Search the material below for the word "income". Copy every line that has it.

DATA FOR THE TASK =>
■ ■ ■

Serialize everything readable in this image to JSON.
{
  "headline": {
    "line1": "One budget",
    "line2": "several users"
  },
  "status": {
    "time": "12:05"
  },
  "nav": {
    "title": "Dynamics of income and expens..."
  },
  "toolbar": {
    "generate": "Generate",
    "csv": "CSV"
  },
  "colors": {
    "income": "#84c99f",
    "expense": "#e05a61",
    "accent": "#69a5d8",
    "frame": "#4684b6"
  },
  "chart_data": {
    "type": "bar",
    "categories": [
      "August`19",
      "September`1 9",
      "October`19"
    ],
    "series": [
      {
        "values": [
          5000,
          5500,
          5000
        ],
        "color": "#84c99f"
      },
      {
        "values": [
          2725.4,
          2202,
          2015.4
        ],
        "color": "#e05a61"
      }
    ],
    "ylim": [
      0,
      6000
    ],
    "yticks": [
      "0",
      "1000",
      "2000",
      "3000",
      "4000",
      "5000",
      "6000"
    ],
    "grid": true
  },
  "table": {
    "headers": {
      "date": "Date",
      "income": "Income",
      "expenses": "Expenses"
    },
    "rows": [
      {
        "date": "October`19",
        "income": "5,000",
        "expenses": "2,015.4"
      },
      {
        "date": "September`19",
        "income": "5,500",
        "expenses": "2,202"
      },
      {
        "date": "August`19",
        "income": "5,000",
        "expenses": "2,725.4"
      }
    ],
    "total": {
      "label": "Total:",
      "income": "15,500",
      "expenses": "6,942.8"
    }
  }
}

■ ■ ■

REPLY TO THE EXERCISE =>
    "title": "Dynamics of income and expens..."
    "income": "#84c99f",
      "income": "Income",
        "income": "5,000",
        "income": "5,500",
        "income": "5,000",
      "income": "15,500",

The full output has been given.